WHAT YOU ARE ASKED TO DO: Your task is to transcribe all of the records exactly and leave out the pictures.
— start DATA EXCERPTS —
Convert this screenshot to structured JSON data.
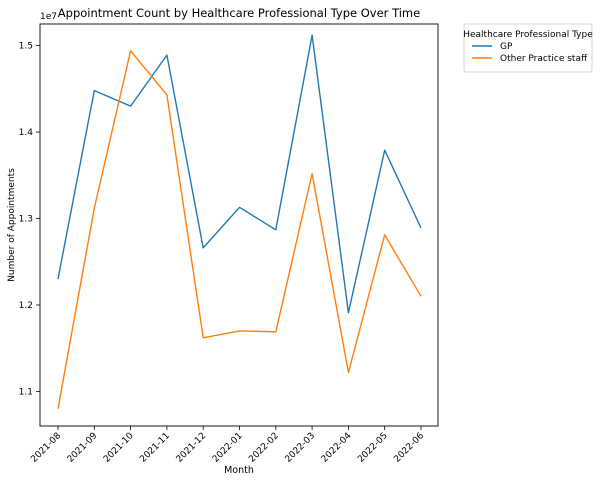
{
  "chart_data": {
    "type": "line",
    "title": "Appointment Count by Healthcare Professional Type Over Time",
    "xlabel": "Month",
    "ylabel": "Number of Appointments",
    "y_offset_label": "1e7",
    "categories": [
      "2021-08",
      "2021-09",
      "2021-10",
      "2021-11",
      "2021-12",
      "2022-01",
      "2022-02",
      "2022-03",
      "2022-04",
      "2022-05",
      "2022-06"
    ],
    "ylim": [
      10600000,
      15250000
    ],
    "yticks": [
      11000000,
      12000000,
      13000000,
      14000000,
      15000000
    ],
    "ytick_labels": [
      "1.1",
      "1.2",
      "1.3",
      "1.4",
      "1.5"
    ],
    "legend_title": "Healthcare Professional Type",
    "legend_position": "outside-top-right",
    "grid": false,
    "series": [
      {
        "name": "GP",
        "color": "#1f77b4",
        "values": [
          12300000,
          14480000,
          14300000,
          14890000,
          12660000,
          13130000,
          12870000,
          15120000,
          11910000,
          13790000,
          12890000
        ]
      },
      {
        "name": "Other Practice staff",
        "color": "#ff7f0e",
        "values": [
          10800000,
          13120000,
          14940000,
          14430000,
          11620000,
          11700000,
          11690000,
          13520000,
          11220000,
          12810000,
          12100000
        ]
      }
    ]
  }
}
— end DATA EXCERPTS —
FINISHED TASK:
Convert this screenshot to structured JSON data.
{
  "chart_data": {
    "type": "line",
    "title": "Appointment Count by Healthcare Professional Type Over Time",
    "xlabel": "Month",
    "ylabel": "Number of Appointments",
    "y_offset_label": "1e7",
    "categories": [
      "2021-08",
      "2021-09",
      "2021-10",
      "2021-11",
      "2021-12",
      "2022-01",
      "2022-02",
      "2022-03",
      "2022-04",
      "2022-05",
      "2022-06"
    ],
    "ylim": [
      10600000,
      15250000
    ],
    "yticks": [
      11000000,
      12000000,
      13000000,
      14000000,
      15000000
    ],
    "ytick_labels": [
      "1.1",
      "1.2",
      "1.3",
      "1.4",
      "1.5"
    ],
    "legend_title": "Healthcare Professional Type",
    "legend_position": "outside-top-right",
    "grid": false,
    "series": [
      {
        "name": "GP",
        "color": "#1f77b4",
        "values": [
          12300000,
          14480000,
          14300000,
          14890000,
          12660000,
          13130000,
          12870000,
          15120000,
          11910000,
          13790000,
          12890000
        ]
      },
      {
        "name": "Other Practice staff",
        "color": "#ff7f0e",
        "values": [
          10800000,
          13120000,
          14940000,
          14430000,
          11620000,
          11700000,
          11690000,
          13520000,
          11220000,
          12810000,
          12100000
        ]
      }
    ]
  }
}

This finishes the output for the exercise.